--- start Available data ---
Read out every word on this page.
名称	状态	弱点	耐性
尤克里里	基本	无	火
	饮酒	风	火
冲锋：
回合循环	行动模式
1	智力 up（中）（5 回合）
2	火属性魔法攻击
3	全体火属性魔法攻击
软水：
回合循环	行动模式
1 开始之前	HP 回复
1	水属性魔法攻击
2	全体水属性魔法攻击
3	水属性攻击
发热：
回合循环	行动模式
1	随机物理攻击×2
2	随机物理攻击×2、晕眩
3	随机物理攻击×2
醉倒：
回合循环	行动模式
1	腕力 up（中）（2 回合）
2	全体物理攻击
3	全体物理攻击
--- end Available data ---
--- start Available data ---
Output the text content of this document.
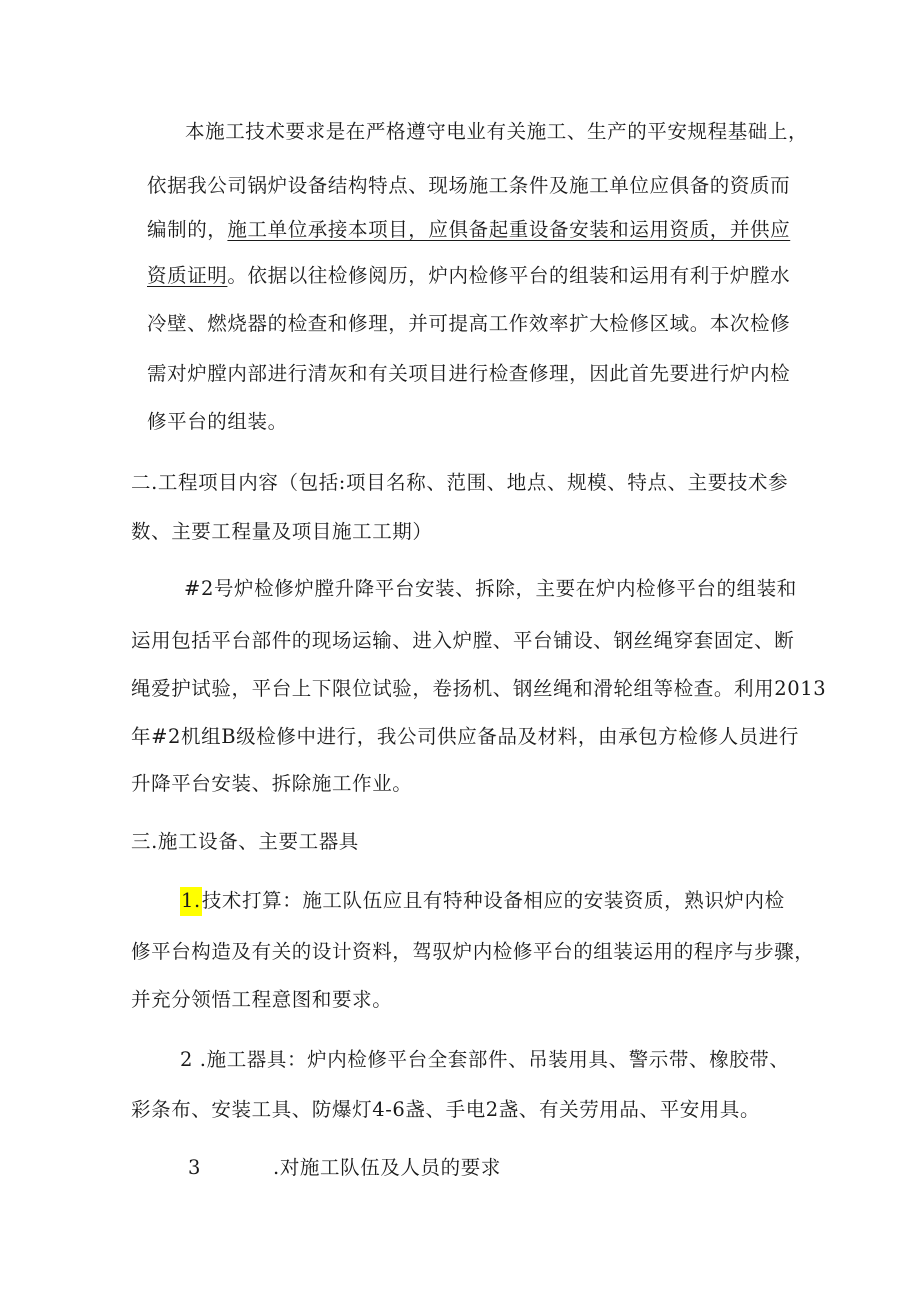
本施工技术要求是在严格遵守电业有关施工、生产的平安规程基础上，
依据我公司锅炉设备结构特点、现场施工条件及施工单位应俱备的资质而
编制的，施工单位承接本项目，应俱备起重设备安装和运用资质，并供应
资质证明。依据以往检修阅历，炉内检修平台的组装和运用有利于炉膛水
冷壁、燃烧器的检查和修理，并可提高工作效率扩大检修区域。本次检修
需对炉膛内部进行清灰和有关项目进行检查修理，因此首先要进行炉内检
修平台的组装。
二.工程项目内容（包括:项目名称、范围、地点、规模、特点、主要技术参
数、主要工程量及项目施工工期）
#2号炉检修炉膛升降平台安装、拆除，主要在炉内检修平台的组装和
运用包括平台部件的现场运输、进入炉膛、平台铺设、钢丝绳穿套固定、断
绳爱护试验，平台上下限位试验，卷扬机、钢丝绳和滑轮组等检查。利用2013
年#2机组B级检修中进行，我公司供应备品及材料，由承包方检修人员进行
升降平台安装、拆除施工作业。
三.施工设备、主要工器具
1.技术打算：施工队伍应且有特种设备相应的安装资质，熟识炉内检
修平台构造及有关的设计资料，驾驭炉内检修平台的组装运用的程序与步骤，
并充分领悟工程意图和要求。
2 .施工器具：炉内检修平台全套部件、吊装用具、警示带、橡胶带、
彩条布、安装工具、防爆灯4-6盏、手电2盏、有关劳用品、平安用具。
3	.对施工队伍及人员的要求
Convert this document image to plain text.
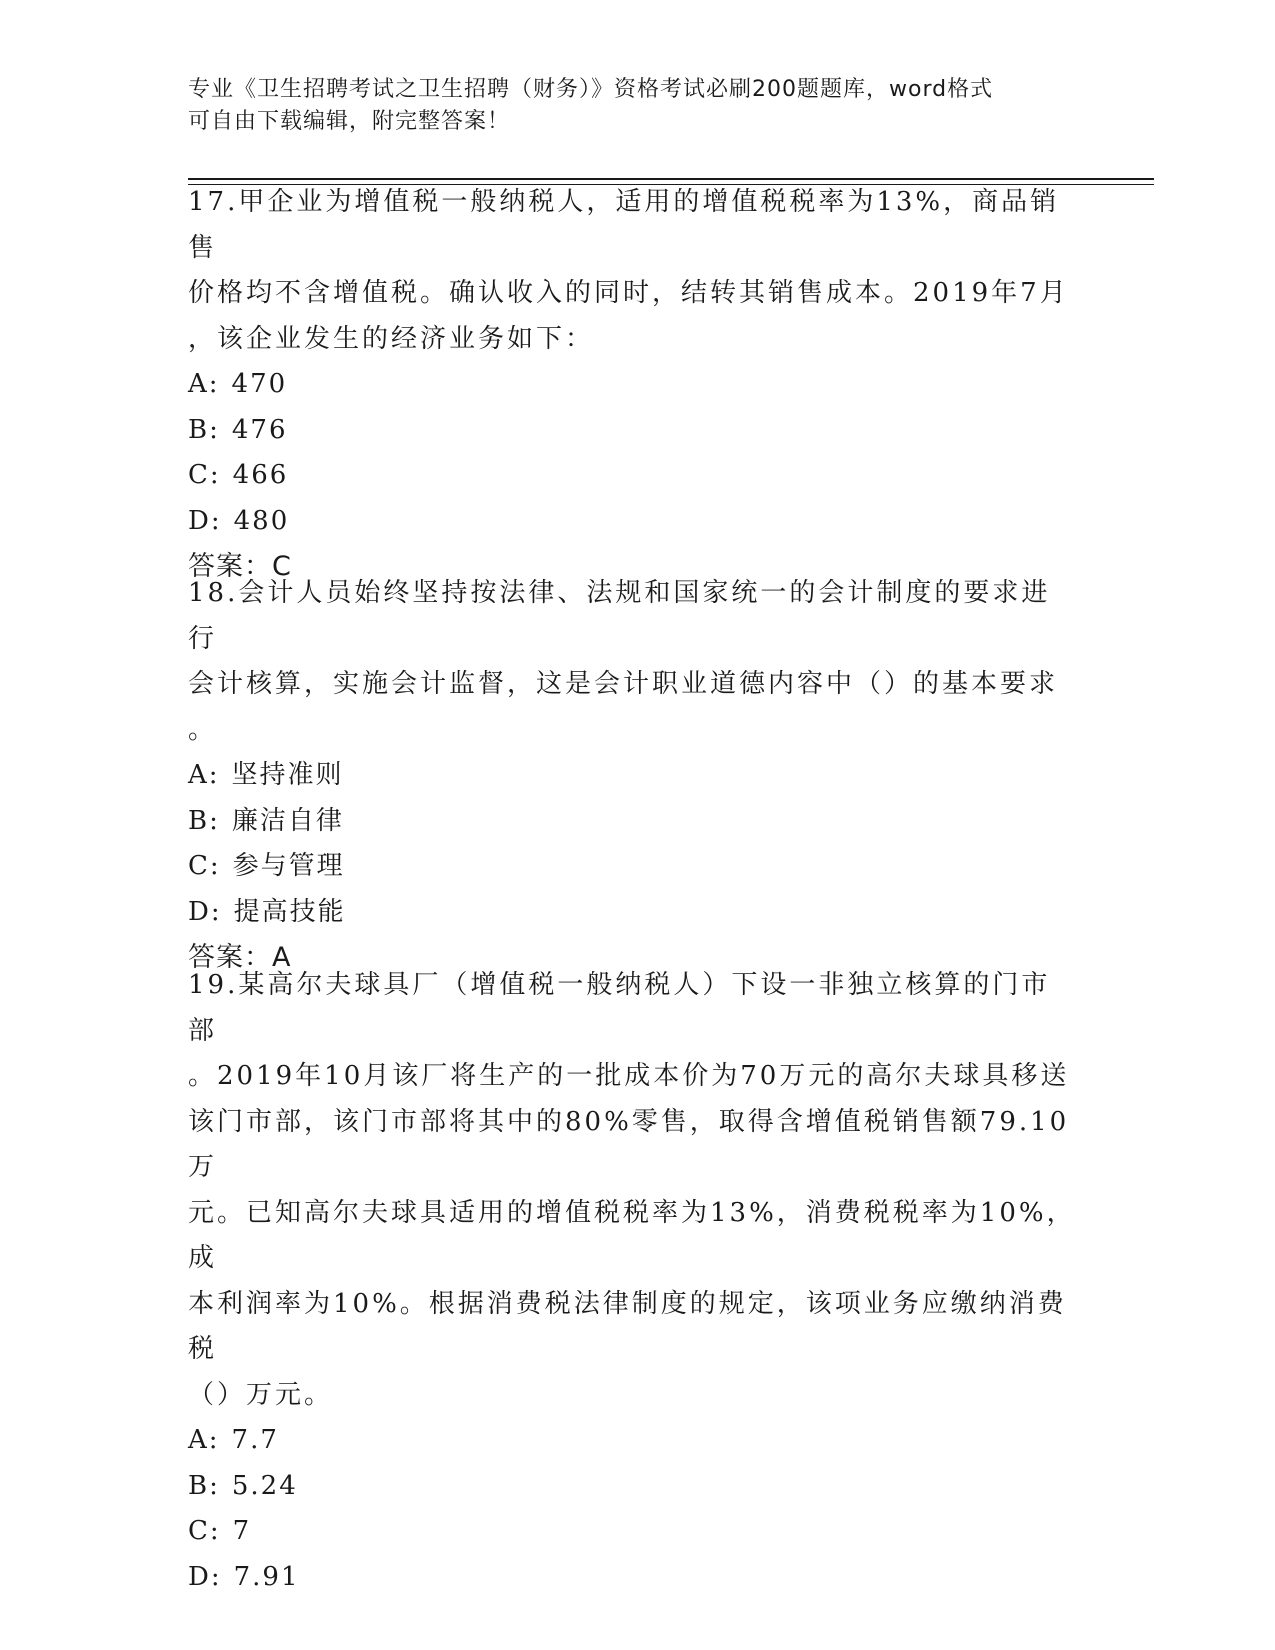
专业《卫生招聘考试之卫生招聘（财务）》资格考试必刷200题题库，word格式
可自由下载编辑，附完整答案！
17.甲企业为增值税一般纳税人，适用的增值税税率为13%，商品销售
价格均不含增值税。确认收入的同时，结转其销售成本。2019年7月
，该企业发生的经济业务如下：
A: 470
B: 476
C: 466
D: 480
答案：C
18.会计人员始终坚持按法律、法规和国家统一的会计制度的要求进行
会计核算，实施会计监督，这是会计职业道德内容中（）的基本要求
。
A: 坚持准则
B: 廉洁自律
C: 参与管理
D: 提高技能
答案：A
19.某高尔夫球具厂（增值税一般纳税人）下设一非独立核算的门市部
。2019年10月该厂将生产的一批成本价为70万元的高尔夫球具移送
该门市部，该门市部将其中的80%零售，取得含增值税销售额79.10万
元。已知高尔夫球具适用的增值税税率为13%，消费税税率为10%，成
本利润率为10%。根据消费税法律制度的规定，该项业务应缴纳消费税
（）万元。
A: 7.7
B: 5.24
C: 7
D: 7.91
--- end Available data ---
Copy out every line of the data that includes the word "text".

Exercise response:
Output the text content of this document.
Convert this document image to plain text.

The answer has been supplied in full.